- [PROBLEM STATEMENT] Reproduce the material in full, exactly as written.

- [PROVIDED MATERIAL]
- - - - - - -

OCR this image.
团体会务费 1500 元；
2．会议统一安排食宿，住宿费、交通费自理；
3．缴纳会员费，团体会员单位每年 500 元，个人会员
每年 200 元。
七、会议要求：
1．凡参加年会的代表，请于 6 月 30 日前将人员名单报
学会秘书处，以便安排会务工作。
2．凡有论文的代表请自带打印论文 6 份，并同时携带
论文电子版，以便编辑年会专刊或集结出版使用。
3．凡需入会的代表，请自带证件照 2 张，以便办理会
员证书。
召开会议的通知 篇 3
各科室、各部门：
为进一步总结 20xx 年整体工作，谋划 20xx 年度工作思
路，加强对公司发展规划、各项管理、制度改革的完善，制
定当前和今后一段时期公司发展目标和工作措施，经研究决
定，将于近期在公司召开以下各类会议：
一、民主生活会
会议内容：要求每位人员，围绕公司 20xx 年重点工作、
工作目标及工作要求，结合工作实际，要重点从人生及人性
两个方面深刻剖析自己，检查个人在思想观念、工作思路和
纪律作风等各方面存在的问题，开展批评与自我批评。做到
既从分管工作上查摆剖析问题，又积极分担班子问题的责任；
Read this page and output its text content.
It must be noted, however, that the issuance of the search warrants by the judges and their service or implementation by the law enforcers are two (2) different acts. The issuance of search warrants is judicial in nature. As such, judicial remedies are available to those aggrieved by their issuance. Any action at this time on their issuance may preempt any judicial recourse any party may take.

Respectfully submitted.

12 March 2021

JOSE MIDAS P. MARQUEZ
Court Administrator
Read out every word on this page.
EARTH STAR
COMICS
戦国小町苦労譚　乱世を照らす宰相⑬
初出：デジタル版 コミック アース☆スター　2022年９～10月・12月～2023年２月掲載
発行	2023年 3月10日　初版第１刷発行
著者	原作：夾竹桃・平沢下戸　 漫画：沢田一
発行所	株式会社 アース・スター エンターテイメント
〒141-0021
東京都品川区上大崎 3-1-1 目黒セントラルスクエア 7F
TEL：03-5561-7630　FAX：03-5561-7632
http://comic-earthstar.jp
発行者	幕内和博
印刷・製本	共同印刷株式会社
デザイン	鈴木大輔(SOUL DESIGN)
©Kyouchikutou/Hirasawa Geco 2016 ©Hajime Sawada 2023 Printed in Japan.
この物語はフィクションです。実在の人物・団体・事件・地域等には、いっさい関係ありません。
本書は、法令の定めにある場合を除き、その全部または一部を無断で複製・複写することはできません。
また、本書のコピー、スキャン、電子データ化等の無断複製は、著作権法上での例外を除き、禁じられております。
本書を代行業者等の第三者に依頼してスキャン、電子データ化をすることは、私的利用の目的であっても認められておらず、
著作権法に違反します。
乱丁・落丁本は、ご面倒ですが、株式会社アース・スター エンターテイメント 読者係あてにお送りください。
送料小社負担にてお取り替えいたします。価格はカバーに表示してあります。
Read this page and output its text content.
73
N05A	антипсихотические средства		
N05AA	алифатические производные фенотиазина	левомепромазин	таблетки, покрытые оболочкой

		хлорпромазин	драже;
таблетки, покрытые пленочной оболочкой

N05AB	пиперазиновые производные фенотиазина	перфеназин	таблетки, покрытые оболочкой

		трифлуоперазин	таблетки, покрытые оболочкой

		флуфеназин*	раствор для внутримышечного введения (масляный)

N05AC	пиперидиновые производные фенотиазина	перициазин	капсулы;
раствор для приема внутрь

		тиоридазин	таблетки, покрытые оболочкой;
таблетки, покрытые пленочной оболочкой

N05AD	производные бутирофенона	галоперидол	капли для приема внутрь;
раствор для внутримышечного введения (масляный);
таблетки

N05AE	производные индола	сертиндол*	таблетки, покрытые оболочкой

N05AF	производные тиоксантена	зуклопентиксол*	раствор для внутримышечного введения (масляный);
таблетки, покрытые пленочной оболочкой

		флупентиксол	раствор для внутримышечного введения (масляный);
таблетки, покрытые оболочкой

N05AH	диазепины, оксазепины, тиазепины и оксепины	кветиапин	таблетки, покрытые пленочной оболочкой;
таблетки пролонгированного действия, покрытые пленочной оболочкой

- - - - - - -

- [OUTPUT OF THE EXERCISE]
OCR this image.
团体会务费 1500 元；
2．会议统一安排食宿，住宿费、交通费自理；
3．缴纳会员费，团体会员单位每年 500 元，个人会员
每年 200 元。
七、会议要求：
1．凡参加年会的代表，请于 6 月 30 日前将人员名单报
学会秘书处，以便安排会务工作。
2．凡有论文的代表请自带打印论文 6 份，并同时携带
论文电子版，以便编辑年会专刊或集结出版使用。
3．凡需入会的代表，请自带证件照 2 张，以便办理会
员证书。
召开会议的通知 篇 3
各科室、各部门：
为进一步总结 20xx 年整体工作，谋划 20xx 年度工作思
路，加强对公司发展规划、各项管理、制度改革的完善，制
定当前和今后一段时期公司发展目标和工作措施，经研究决
定，将于近期在公司召开以下各类会议：
一、民主生活会
会议内容：要求每位人员，围绕公司 20xx 年重点工作、
工作目标及工作要求，结合工作实际，要重点从人生及人性
两个方面深刻剖析自己，检查个人在思想观念、工作思路和
纪律作风等各方面存在的问题，开展批评与自我批评。做到
既从分管工作上查摆剖析问题，又积极分担班子问题的责任；
Read this page and output its text content.
It must be noted, however, that the issuance of the search warrants by the judges and their service or implementation by the law enforcers are two (2) different acts. The issuance of search warrants is judicial in nature. As such, judicial remedies are available to those aggrieved by their issuance. Any action at this time on their issuance may preempt any judicial recourse any party may take.

Respectfully submitted.

12 March 2021

JOSE MIDAS P. MARQUEZ
Court Administrator
Read out every word on this page.
EARTH STAR
COMICS
戦国小町苦労譚　乱世を照らす宰相⑬
初出：デジタル版 コミック アース☆スター　2022年９～10月・12月～2023年２月掲載
発行	2023年 3月10日　初版第１刷発行
著者	原作：夾竹桃・平沢下戸　 漫画：沢田一
発行所	株式会社 アース・スター エンターテイメント
〒141-0021
東京都品川区上大崎 3-1-1 目黒セントラルスクエア 7F
TEL：03-5561-7630　FAX：03-5561-7632
http://comic-earthstar.jp
発行者	幕内和博
印刷・製本	共同印刷株式会社
デザイン	鈴木大輔(SOUL DESIGN)
©Kyouchikutou/Hirasawa Geco 2016 ©Hajime Sawada 2023 Printed in Japan.
この物語はフィクションです。実在の人物・団体・事件・地域等には、いっさい関係ありません。
本書は、法令の定めにある場合を除き、その全部または一部を無断で複製・複写することはできません。
また、本書のコピー、スキャン、電子データ化等の無断複製は、著作権法上での例外を除き、禁じられております。
本書を代行業者等の第三者に依頼してスキャン、電子データ化をすることは、私的利用の目的であっても認められておらず、
著作権法に違反します。
乱丁・落丁本は、ご面倒ですが、株式会社アース・スター エンターテイメント 読者係あてにお送りください。
送料小社負担にてお取り替えいたします。価格はカバーに表示してあります。
Read this page and output its text content.
73
N05A	антипсихотические средства		
N05AA	алифатические производные фенотиазина	левомепромазин	таблетки, покрытые оболочкой

		хлорпромазин	драже;
таблетки, покрытые пленочной оболочкой

N05AB	пиперазиновые производные фенотиазина	перфеназин	таблетки, покрытые оболочкой

		трифлуоперазин	таблетки, покрытые оболочкой

		флуфеназин*	раствор для внутримышечного введения (масляный)

N05AC	пиперидиновые производные фенотиазина	перициазин	капсулы;
раствор для приема внутрь

		тиоридазин	таблетки, покрытые оболочкой;
таблетки, покрытые пленочной оболочкой

N05AD	производные бутирофенона	галоперидол	капли для приема внутрь;
раствор для внутримышечного введения (масляный);
таблетки

N05AE	производные индола	сертиндол*	таблетки, покрытые оболочкой

N05AF	производные тиоксантена	зуклопентиксол*	раствор для внутримышечного введения (масляный);
таблетки, покрытые пленочной оболочкой

		флупентиксол	раствор для внутримышечного введения (масляный);
таблетки, покрытые оболочкой

N05AH	диазепины, оксазепины, тиазепины и оксепины	кветиапин	таблетки, покрытые пленочной оболочкой;
таблетки пролонгированного действия, покрытые пленочной оболочкой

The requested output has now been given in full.